__Exercise prompt__
The lines to be set down run from the line containing "Convert this document image to plain text." through the final line of the data below; print them exactly and print nothing else.

---------- Recorded information

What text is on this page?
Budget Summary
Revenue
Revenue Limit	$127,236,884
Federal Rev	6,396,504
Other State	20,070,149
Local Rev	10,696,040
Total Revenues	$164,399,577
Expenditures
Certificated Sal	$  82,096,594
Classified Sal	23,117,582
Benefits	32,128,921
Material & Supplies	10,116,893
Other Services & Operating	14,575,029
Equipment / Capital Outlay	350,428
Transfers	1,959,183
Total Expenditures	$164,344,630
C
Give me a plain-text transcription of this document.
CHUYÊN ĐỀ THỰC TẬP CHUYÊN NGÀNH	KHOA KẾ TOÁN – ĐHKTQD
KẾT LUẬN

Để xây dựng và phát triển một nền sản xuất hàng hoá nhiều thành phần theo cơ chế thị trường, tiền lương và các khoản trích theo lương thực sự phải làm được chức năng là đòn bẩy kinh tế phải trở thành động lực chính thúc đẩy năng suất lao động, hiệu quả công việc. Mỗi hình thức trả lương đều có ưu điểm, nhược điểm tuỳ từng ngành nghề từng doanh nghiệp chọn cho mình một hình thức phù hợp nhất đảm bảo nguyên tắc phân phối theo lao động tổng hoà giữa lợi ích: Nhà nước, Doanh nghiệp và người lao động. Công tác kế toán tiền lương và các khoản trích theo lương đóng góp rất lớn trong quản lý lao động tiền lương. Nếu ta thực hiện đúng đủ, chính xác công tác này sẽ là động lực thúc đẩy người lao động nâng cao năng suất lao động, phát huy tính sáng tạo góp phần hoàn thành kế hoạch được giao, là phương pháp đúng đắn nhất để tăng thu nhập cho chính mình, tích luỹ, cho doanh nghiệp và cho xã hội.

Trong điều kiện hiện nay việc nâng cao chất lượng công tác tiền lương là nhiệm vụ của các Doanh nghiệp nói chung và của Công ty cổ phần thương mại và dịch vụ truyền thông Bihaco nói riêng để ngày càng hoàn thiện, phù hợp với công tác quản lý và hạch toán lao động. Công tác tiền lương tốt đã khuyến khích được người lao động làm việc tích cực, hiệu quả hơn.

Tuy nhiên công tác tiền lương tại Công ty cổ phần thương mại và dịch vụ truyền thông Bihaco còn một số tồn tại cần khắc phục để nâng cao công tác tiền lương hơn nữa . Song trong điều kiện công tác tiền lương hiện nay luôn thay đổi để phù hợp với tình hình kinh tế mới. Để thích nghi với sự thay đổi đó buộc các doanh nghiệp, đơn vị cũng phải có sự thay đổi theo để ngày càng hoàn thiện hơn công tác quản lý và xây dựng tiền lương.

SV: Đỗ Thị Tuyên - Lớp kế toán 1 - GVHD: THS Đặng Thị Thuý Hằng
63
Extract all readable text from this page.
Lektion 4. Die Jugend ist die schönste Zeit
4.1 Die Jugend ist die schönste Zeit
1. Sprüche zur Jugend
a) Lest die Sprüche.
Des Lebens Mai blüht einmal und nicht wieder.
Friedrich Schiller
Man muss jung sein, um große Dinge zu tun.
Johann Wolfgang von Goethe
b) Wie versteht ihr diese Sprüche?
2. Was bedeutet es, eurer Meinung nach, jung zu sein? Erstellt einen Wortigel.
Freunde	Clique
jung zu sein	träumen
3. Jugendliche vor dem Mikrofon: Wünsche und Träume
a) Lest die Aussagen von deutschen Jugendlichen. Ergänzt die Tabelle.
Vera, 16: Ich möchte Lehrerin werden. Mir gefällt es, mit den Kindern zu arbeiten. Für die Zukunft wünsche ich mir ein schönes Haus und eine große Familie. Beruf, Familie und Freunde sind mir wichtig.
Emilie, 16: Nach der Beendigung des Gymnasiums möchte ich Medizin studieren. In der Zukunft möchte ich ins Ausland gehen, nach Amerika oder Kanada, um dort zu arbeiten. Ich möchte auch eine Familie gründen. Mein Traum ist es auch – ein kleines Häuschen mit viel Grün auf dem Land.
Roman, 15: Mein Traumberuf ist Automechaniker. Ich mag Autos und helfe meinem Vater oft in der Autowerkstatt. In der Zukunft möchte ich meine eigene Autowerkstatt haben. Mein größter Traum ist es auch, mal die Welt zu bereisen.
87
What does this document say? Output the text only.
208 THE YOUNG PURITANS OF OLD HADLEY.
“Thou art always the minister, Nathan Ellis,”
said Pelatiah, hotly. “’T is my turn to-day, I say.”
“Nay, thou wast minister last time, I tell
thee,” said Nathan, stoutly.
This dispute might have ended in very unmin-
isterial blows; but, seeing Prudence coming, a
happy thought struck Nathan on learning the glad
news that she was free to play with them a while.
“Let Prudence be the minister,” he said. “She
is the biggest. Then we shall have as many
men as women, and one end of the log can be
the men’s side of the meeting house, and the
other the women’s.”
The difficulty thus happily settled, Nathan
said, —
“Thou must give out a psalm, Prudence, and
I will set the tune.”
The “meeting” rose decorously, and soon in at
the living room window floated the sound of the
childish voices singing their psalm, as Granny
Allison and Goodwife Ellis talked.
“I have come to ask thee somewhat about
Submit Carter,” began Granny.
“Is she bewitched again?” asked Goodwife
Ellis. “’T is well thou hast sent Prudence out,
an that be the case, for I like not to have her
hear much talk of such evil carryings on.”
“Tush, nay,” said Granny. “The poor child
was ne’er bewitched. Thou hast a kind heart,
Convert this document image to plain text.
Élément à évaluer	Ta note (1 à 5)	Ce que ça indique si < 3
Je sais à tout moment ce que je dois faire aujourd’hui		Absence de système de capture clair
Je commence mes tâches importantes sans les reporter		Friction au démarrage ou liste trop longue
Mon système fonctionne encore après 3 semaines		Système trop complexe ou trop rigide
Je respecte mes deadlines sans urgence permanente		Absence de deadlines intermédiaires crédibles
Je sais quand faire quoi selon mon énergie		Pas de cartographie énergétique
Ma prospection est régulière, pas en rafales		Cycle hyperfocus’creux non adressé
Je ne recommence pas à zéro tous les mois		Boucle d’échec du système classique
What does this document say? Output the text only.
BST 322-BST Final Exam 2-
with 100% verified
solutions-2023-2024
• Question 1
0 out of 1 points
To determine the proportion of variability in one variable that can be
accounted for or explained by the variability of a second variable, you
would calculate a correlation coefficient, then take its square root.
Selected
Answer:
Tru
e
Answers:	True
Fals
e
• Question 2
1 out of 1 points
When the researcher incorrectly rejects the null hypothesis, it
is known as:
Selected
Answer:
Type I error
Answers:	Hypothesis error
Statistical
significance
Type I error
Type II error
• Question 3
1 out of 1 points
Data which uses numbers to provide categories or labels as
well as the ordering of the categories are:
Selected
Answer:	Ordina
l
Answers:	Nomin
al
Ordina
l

--------------------

__Result for this exercise__
Convert this document image to plain text.
Élément à évaluer	Ta note (1 à 5)	Ce que ça indique si < 3
Je sais à tout moment ce que je dois faire aujourd’hui		Absence de système de capture clair
Je commence mes tâches importantes sans les reporter		Friction au démarrage ou liste trop longue
Mon système fonctionne encore après 3 semaines		Système trop complexe ou trop rigide
Je respecte mes deadlines sans urgence permanente		Absence de deadlines intermédiaires crédibles
Je sais quand faire quoi selon mon énergie		Pas de cartographie énergétique
Ma prospection est régulière, pas en rafales		Cycle hyperfocus’creux non adressé
Je ne recommence pas à zéro tous les mois		Boucle d’échec du système classique
What does this document say? Output the text only.
BST 322-BST Final Exam 2-
with 100% verified
solutions-2023-2024
• Question 1
0 out of 1 points
To determine the proportion of variability in one variable that can be
accounted for or explained by the variability of a second variable, you
would calculate a correlation coefficient, then take its square root.
Selected
Answer:
Tru
e
Answers:	True
Fals
e
• Question 2
1 out of 1 points
When the researcher incorrectly rejects the null hypothesis, it
is known as:
Selected
Answer:
Type I error
Answers:	Hypothesis error
Statistical
significance
Type I error
Type II error
• Question 3
1 out of 1 points
Data which uses numbers to provide categories or labels as
well as the ordering of the categories are:
Selected
Answer:	Ordina
l
Answers:	Nomin
al
Ordina
l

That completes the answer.